Repeat the data word for word. Do not include the pictures.

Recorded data

──────────

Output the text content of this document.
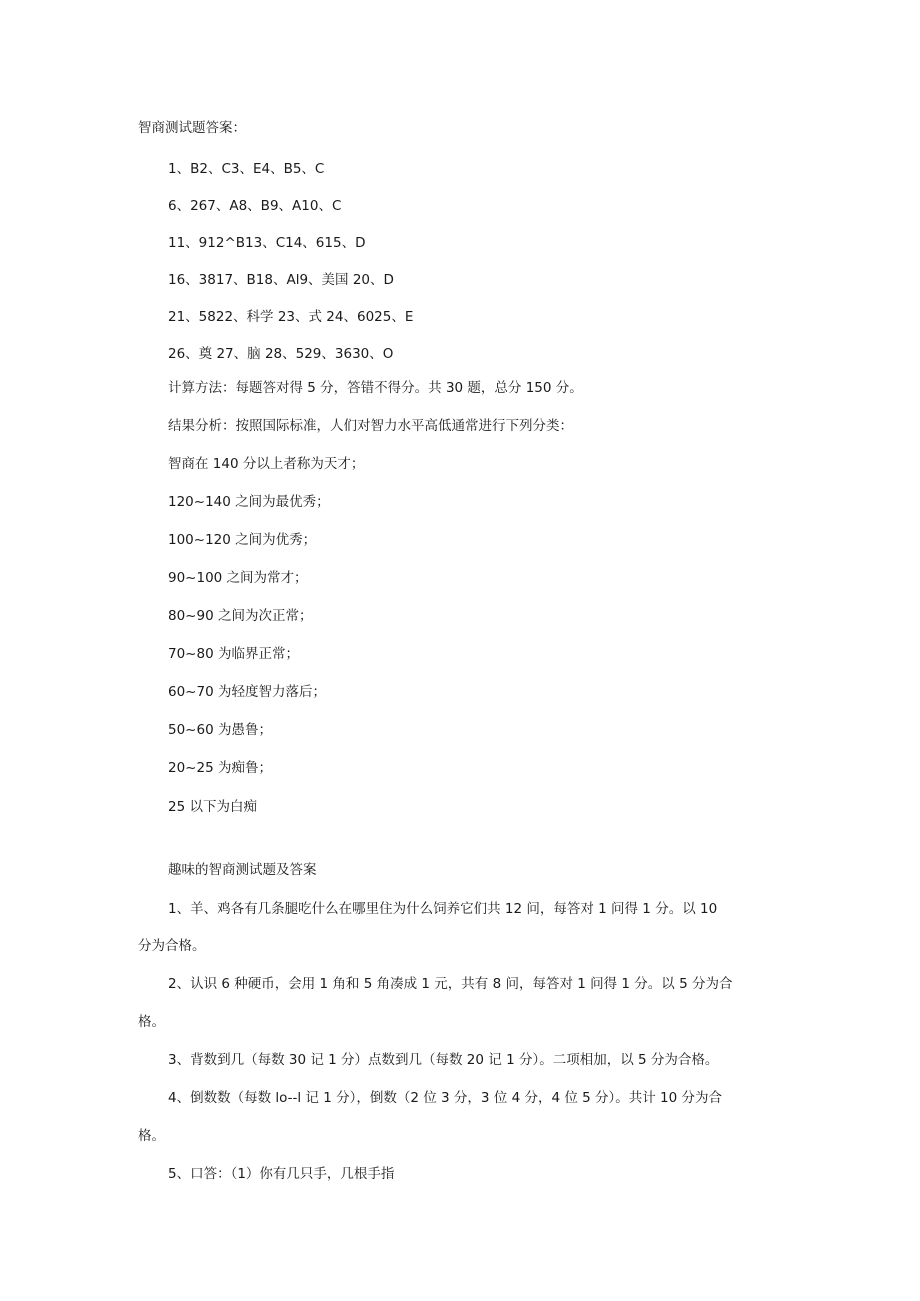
智商测试题答案：
1、B2、C3、E4、B5、C
6、267、A8、B9、A10、C
11、912^B13、C14、615、D
16、3817、B18、Al9、美国 20、D
21、5822、科学 23、式 24、6025、E
26、奠 27、脑 28、529、3630、O
计算方法：每题答对得 5 分，答错不得分。共 30 题，总分 150 分。
结果分析：按照国际标准，人们对智力水平高低通常进行下列分类：
智商在 140 分以上者称为天才；
120~140 之间为最优秀；
100~120 之间为优秀；
90~100 之间为常才；
80~90 之间为次正常；
70~80 为临界正常；
60~70 为轻度智力落后；
50~60 为愚鲁；
20~25 为痴鲁；
25 以下为白痴
趣味的智商测试题及答案
1、羊、鸡各有几条腿吃什么在哪里住为什么饲养它们共 12 问，每答对 1 问得 1 分。以 10
分为合格。
2、认识 6 种硬币，会用 1 角和 5 角凑成 1 元，共有 8 问，每答对 1 问得 1 分。以 5 分为合
格。
3、背数到几（每数 30 记 1 分）点数到几（每数 20 记 1 分）。二项相加，以 5 分为合格。
4、倒数数（每数 lo--l 记 1 分），倒数（2 位 3 分，3 位 4 分，4 位 5 分）。共计 10 分为合
格。
5、口答：（1）你有几只手，几根手指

──────────

## Response to the exercise
Output the text content of this document.
智商测试题答案：
1、B2、C3、E4、B5、C
6、267、A8、B9、A10、C
11、912^B13、C14、615、D
16、3817、B18、Al9、美国 20、D
21、5822、科学 23、式 24、6025、E
26、奠 27、脑 28、529、3630、O
计算方法：每题答对得 5 分，答错不得分。共 30 题，总分 150 分。
结果分析：按照国际标准，人们对智力水平高低通常进行下列分类：
智商在 140 分以上者称为天才；
120~140 之间为最优秀；
100~120 之间为优秀；
90~100 之间为常才；
80~90 之间为次正常；
70~80 为临界正常；
60~70 为轻度智力落后；
50~60 为愚鲁；
20~25 为痴鲁；
25 以下为白痴
趣味的智商测试题及答案
1、羊、鸡各有几条腿吃什么在哪里住为什么饲养它们共 12 问，每答对 1 问得 1 分。以 10
分为合格。
2、认识 6 种硬币，会用 1 角和 5 角凑成 1 元，共有 8 问，每答对 1 问得 1 分。以 5 分为合
格。
3、背数到几（每数 30 记 1 分）点数到几（每数 20 记 1 分）。二项相加，以 5 分为合格。
4、倒数数（每数 lo--l 记 1 分），倒数（2 位 3 分，3 位 4 分，4 位 5 分）。共计 10 分为合
格。
5、口答：（1）你有几只手，几根手指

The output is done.